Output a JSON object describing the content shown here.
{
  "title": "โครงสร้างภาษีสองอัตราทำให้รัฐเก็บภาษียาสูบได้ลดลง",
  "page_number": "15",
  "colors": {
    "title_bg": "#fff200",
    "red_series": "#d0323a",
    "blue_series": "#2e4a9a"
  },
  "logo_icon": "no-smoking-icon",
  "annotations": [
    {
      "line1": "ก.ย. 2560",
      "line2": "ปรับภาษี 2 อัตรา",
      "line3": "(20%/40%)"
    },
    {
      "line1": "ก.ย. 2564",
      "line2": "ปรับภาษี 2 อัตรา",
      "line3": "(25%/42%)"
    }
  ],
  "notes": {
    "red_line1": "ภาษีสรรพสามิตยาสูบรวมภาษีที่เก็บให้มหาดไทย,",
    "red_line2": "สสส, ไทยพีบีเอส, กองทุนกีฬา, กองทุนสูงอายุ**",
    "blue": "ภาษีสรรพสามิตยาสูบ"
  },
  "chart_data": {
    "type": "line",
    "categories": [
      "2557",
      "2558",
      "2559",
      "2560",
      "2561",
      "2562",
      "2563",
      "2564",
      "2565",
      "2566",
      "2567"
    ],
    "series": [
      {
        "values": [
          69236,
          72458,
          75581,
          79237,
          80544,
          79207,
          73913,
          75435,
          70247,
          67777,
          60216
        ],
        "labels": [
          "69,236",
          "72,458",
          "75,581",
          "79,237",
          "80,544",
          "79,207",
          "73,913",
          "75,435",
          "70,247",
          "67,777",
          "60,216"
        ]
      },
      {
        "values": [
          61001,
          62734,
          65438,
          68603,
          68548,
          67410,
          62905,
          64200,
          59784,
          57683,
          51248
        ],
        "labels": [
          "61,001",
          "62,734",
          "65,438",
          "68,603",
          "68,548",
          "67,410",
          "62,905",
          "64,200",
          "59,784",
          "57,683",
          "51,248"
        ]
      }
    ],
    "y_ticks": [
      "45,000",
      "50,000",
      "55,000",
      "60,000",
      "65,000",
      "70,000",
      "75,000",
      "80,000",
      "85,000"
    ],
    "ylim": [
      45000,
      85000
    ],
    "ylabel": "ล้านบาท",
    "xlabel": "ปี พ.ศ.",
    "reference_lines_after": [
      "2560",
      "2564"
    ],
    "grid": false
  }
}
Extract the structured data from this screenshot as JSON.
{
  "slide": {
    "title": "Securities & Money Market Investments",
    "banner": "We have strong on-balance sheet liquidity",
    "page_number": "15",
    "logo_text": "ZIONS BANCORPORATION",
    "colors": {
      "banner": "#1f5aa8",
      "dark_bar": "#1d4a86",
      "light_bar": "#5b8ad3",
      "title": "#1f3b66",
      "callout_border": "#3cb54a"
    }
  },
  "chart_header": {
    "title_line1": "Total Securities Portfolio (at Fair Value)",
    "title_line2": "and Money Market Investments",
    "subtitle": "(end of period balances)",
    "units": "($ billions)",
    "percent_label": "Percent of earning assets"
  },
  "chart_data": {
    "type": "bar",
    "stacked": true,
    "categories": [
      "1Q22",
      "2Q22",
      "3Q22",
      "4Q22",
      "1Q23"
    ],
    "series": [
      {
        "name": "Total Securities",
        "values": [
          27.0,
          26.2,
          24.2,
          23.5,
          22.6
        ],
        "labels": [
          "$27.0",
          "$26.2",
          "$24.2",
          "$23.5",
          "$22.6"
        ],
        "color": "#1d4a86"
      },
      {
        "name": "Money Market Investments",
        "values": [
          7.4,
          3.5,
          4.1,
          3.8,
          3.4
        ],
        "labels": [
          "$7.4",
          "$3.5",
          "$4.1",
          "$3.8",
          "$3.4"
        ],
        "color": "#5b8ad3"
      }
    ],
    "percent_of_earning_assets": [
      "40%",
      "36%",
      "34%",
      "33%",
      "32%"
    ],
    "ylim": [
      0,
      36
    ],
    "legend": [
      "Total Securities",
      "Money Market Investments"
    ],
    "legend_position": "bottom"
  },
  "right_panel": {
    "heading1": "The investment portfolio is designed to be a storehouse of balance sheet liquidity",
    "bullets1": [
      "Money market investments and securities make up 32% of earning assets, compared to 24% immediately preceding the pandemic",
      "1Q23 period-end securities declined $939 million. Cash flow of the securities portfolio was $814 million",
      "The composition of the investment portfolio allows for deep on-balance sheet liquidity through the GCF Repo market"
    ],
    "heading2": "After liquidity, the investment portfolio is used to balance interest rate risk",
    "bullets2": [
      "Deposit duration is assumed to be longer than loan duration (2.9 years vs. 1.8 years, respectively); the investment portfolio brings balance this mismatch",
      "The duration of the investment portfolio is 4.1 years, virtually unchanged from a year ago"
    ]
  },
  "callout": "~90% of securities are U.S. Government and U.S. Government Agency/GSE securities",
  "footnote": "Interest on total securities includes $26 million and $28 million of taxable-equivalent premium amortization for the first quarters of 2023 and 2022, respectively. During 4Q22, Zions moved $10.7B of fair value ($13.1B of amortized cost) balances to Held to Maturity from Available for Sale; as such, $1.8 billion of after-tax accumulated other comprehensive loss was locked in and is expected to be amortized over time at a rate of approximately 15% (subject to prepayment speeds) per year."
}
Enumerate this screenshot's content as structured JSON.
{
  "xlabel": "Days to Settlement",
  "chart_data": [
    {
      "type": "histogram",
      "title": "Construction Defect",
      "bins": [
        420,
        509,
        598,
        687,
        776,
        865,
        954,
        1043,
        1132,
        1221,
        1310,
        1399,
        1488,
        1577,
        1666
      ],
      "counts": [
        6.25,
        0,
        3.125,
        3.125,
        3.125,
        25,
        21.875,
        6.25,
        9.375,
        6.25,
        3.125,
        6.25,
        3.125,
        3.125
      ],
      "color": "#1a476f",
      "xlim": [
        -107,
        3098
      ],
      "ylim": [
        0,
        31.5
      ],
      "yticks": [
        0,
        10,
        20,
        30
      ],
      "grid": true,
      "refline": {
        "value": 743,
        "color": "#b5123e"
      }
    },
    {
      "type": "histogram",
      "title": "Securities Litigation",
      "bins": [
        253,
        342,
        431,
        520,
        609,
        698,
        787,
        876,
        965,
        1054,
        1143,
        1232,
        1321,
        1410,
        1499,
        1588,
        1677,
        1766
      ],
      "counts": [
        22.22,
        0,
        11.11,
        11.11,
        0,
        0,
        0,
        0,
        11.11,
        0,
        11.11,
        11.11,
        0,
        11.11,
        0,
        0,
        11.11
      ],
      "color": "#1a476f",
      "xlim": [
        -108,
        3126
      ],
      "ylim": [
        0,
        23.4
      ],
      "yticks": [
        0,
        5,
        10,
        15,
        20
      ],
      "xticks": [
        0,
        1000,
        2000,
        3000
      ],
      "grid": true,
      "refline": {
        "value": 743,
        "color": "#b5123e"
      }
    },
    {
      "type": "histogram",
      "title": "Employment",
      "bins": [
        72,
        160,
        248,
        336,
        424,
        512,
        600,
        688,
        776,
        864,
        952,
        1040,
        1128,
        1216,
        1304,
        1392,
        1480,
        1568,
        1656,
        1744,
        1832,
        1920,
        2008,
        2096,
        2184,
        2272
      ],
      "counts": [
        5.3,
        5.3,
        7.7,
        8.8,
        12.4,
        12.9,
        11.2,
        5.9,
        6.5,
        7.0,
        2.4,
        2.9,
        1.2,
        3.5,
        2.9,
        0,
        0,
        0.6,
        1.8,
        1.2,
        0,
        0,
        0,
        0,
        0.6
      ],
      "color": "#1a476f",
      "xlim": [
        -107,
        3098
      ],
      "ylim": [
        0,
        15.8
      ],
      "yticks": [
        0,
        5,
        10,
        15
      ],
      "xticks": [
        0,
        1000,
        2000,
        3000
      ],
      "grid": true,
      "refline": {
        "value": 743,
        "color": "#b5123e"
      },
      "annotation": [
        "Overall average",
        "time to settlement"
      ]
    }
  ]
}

· · · ·

(Exercise task): Find each line holding "this". Copy it out.

(Complete response):
Extract the structured data from this screenshot as JSON.
      "Deposit duration is assumed to be longer than loan duration (2.9 years vs. 1.8 years, respectively); the investment portfolio brings balance this mismatch",
Enumerate this screenshot's content as structured JSON.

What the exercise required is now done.